What is required :: Here are some entries; quote each one exactly.

----- Data entries

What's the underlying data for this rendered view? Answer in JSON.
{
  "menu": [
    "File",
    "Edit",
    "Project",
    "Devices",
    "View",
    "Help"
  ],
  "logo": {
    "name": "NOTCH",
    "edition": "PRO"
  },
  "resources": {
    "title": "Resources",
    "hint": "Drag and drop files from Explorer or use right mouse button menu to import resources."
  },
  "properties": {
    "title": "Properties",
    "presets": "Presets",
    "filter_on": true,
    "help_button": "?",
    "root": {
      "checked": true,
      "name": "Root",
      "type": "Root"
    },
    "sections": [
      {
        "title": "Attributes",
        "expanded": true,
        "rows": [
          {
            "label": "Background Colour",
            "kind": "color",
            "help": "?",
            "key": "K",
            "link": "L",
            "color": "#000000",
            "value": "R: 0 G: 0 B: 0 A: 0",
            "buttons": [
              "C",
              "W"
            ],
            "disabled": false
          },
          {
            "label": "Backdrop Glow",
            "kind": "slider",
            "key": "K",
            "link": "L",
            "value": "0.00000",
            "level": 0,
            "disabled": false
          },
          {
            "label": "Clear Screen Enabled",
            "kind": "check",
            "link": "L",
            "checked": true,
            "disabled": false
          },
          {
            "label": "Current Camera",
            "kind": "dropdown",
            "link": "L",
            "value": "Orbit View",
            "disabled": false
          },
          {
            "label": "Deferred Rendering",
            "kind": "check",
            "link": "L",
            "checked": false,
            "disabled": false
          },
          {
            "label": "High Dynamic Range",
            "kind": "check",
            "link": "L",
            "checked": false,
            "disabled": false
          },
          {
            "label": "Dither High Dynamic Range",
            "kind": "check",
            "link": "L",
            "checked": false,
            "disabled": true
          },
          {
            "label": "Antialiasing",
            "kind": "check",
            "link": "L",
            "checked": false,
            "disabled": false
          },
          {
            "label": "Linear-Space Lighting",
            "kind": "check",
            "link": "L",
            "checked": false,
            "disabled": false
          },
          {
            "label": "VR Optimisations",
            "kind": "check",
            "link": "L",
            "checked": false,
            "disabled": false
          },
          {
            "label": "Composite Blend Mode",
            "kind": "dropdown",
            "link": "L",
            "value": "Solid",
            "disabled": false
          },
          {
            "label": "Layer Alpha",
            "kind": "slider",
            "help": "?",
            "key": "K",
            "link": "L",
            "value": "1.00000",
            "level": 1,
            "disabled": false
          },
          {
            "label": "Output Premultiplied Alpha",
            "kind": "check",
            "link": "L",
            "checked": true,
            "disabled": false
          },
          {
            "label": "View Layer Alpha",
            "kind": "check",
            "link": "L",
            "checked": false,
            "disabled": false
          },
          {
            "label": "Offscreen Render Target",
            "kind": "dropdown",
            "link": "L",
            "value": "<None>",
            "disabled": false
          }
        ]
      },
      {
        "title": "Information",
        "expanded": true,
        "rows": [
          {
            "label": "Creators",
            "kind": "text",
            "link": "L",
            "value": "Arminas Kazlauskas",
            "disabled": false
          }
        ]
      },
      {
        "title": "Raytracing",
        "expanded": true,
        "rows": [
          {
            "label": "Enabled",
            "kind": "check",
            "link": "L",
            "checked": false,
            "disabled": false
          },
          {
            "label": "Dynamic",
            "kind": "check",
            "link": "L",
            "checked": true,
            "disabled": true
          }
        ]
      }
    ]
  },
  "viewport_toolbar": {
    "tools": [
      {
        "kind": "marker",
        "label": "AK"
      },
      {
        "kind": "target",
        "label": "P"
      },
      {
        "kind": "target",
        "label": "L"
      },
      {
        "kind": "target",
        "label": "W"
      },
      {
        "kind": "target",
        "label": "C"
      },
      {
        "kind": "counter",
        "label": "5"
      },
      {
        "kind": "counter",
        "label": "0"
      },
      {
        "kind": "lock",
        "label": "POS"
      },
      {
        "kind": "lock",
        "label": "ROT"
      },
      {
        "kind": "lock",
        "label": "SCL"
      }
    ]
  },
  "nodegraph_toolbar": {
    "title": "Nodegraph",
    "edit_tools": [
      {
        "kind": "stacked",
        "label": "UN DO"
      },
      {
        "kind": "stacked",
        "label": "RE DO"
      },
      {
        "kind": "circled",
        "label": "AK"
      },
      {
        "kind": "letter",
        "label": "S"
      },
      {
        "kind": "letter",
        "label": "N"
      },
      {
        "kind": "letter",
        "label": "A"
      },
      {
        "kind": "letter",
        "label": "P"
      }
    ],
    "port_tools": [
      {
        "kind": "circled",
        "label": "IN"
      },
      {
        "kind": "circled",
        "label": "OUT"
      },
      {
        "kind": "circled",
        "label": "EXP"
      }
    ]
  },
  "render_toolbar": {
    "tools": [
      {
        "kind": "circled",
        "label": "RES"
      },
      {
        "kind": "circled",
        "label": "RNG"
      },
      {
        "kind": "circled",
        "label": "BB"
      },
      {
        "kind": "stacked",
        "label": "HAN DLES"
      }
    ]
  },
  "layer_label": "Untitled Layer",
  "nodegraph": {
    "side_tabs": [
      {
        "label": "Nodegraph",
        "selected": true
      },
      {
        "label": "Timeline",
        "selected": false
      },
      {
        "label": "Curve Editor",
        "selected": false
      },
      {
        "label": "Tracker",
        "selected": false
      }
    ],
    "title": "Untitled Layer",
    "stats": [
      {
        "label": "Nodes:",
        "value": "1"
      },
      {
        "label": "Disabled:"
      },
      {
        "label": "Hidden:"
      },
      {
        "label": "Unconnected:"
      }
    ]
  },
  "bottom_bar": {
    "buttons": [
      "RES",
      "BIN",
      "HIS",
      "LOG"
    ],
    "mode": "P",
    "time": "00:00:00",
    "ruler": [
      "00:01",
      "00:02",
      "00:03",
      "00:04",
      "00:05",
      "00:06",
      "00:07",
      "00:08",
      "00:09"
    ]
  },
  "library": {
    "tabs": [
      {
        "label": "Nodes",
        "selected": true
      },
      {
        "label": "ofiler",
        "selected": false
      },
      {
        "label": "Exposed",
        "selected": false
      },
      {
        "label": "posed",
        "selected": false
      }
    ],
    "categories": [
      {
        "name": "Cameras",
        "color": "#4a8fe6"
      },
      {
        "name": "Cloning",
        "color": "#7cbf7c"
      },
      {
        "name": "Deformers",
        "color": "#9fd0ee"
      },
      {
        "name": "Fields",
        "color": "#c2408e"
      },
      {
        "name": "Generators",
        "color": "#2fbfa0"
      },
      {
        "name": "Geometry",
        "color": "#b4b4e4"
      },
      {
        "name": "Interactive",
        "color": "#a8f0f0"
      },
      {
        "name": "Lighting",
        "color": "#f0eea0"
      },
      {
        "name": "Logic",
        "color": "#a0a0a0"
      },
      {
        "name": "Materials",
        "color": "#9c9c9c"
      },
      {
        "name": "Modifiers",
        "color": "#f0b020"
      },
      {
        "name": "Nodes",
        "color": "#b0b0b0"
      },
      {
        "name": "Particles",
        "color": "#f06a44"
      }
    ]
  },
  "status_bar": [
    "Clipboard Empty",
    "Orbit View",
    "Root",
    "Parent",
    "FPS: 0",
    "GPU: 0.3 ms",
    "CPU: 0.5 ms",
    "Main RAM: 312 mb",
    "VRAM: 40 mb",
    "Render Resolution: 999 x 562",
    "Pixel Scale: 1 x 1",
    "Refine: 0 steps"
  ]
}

----------

Answer to the problem ::
What's the underlying data for this rendered view? Answer in JSON.
{
  "menu": [
    "File",
    "Edit",
    "Project",
    "Devices",
    "View",
    "Help"
  ],
  "logo": {
    "name": "NOTCH",
    "edition": "PRO"
  },
  "resources": {
    "title": "Resources",
    "hint": "Drag and drop files from Explorer or use right mouse button menu to import resources."
  },
  "properties": {
    "title": "Properties",
    "presets": "Presets",
    "filter_on": true,
    "help_button": "?",
    "root": {
      "checked": true,
      "name": "Root",
      "type": "Root"
    },
    "sections": [
      {
        "title": "Attributes",
        "expanded": true,
        "rows": [
          {
            "label": "Background Colour",
            "kind": "color",
            "help": "?",
            "key": "K",
            "link": "L",
            "color": "#000000",
            "value": "R: 0 G: 0 B: 0 A: 0",
            "buttons": [
              "C",
              "W"
            ],
            "disabled": false
          },
          {
            "label": "Backdrop Glow",
            "kind": "slider",
            "key": "K",
            "link": "L",
            "value": "0.00000",
            "level": 0,
            "disabled": false
          },
          {
            "label": "Clear Screen Enabled",
            "kind": "check",
            "link": "L",
            "checked": true,
            "disabled": false
          },
          {
            "label": "Current Camera",
            "kind": "dropdown",
            "link": "L",
            "value": "Orbit View",
            "disabled": false
          },
          {
            "label": "Deferred Rendering",
            "kind": "check",
            "link": "L",
            "checked": false,
            "disabled": false
          },
          {
            "label": "High Dynamic Range",
            "kind": "check",
            "link": "L",
            "checked": false,
            "disabled": false
          },
          {
            "label": "Dither High Dynamic Range",
            "kind": "check",
            "link": "L",
            "checked": false,
            "disabled": true
          },
          {
            "label": "Antialiasing",
            "kind": "check",
            "link": "L",
            "checked": false,
            "disabled": false
          },
          {
            "label": "Linear-Space Lighting",
            "kind": "check",
            "link": "L",
            "checked": false,
            "disabled": false
          },
          {
            "label": "VR Optimisations",
            "kind": "check",
            "link": "L",
            "checked": false,
            "disabled": false
          },
          {
            "label": "Composite Blend Mode",
            "kind": "dropdown",
            "link": "L",
            "value": "Solid",
            "disabled": false
          },
          {
            "label": "Layer Alpha",
            "kind": "slider",
            "help": "?",
            "key": "K",
            "link": "L",
            "value": "1.00000",
            "level": 1,
            "disabled": false
          },
          {
            "label": "Output Premultiplied Alpha",
            "kind": "check",
            "link": "L",
            "checked": true,
            "disabled": false
          },
          {
            "label": "View Layer Alpha",
            "kind": "check",
            "link": "L",
            "checked": false,
            "disabled": false
          },
          {
            "label": "Offscreen Render Target",
            "kind": "dropdown",
            "link": "L",
            "value": "<None>",
            "disabled": false
          }
        ]
      },
      {
        "title": "Information",
        "expanded": true,
        "rows": [
          {
            "label": "Creators",
            "kind": "text",
            "link": "L",
            "value": "Arminas Kazlauskas",
            "disabled": false
          }
        ]
      },
      {
        "title": "Raytracing",
        "expanded": true,
        "rows": [
          {
            "label": "Enabled",
            "kind": "check",
            "link": "L",
            "checked": false,
            "disabled": false
          },
          {
            "label": "Dynamic",
            "kind": "check",
            "link": "L",
            "checked": true,
            "disabled": true
          }
        ]
      }
    ]
  },
  "viewport_toolbar": {
    "tools": [
      {
        "kind": "marker",
        "label": "AK"
      },
      {
        "kind": "target",
        "label": "P"
      },
      {
        "kind": "target",
        "label": "L"
      },
      {
        "kind": "target",
        "label": "W"
      },
      {
        "kind": "target",
        "label": "C"
      },
      {
        "kind": "counter",
        "label": "5"
      },
      {
        "kind": "counter",
        "label": "0"
      },
      {
        "kind": "lock",
        "label": "POS"
      },
      {
        "kind": "lock",
        "label": "ROT"
      },
      {
        "kind": "lock",
        "label": "SCL"
      }
    ]
  },
  "nodegraph_toolbar": {
    "title": "Nodegraph",
    "edit_tools": [
      {
        "kind": "stacked",
        "label": "UN DO"
      },
      {
        "kind": "stacked",
        "label": "RE DO"
      },
      {
        "kind": "circled",
        "label": "AK"
      },
      {
        "kind": "letter",
        "label": "S"
      },
      {
        "kind": "letter",
        "label": "N"
      },
      {
        "kind": "letter",
        "label": "A"
      },
      {
        "kind": "letter",
        "label": "P"
      }
    ],
    "port_tools": [
      {
        "kind": "circled",
        "label": "IN"
      },
      {
        "kind": "circled",
        "label": "OUT"
      },
      {
        "kind": "circled",
        "label": "EXP"
      }
    ]
  },
  "render_toolbar": {
    "tools": [
      {
        "kind": "circled",
        "label": "RES"
      },
      {
        "kind": "circled",
        "label": "RNG"
      },
      {
        "kind": "circled",
        "label": "BB"
      },
      {
        "kind": "stacked",
        "label": "HAN DLES"
      }
    ]
  },
  "layer_label": "Untitled Layer",
  "nodegraph": {
    "side_tabs": [
      {
        "label": "Nodegraph",
        "selected": true
      },
      {
        "label": "Timeline",
        "selected": false
      },
      {
        "label": "Curve Editor",
        "selected": false
      },
      {
        "label": "Tracker",
        "selected": false
      }
    ],
    "title": "Untitled Layer",
    "stats": [
      {
        "label": "Nodes:",
        "value": "1"
      },
      {
        "label": "Disabled:"
      },
      {
        "label": "Hidden:"
      },
      {
        "label": "Unconnected:"
      }
    ]
  },
  "bottom_bar": {
    "buttons": [
      "RES",
      "BIN",
      "HIS",
      "LOG"
    ],
    "mode": "P",
    "time": "00:00:00",
    "ruler": [
      "00:01",
      "00:02",
      "00:03",
      "00:04",
      "00:05",
      "00:06",
      "00:07",
      "00:08",
      "00:09"
    ]
  },
  "library": {
    "tabs": [
      {
        "label": "Nodes",
        "selected": true
      },
      {
        "label": "ofiler",
        "selected": false
      },
      {
        "label": "Exposed",
        "selected": false
      },
      {
        "label": "posed",
        "selected": false
      }
    ],
    "categories": [
      {
        "name": "Cameras",
        "color": "#4a8fe6"
      },
      {
        "name": "Cloning",
        "color": "#7cbf7c"
      },
      {
        "name": "Deformers",
        "color": "#9fd0ee"
      },
      {
        "name": "Fields",
        "color": "#c2408e"
      },
      {
        "name": "Generators",
        "color": "#2fbfa0"
      },
      {
        "name": "Geometry",
        "color": "#b4b4e4"
      },
      {
        "name": "Interactive",
        "color": "#a8f0f0"
      },
      {
        "name": "Lighting",
        "color": "#f0eea0"
      },
      {
        "name": "Logic",
        "color": "#a0a0a0"
      },
      {
        "name": "Materials",
        "color": "#9c9c9c"
      },
      {
        "name": "Modifiers",
        "color": "#f0b020"
      },
      {
        "name": "Nodes",
        "color": "#b0b0b0"
      },
      {
        "name": "Particles",
        "color": "#f06a44"
      }
    ]
  },
  "status_bar": [
    "Clipboard Empty",
    "Orbit View",
    "Root",
    "Parent",
    "FPS: 0",
    "GPU: 0.3 ms",
    "CPU: 0.5 ms",
    "Main RAM: 312 mb",
    "VRAM: 40 mb",
    "Render Resolution: 999 x 562",
    "Pixel Scale: 1 x 1",
    "Refine: 0 steps"
  ]
}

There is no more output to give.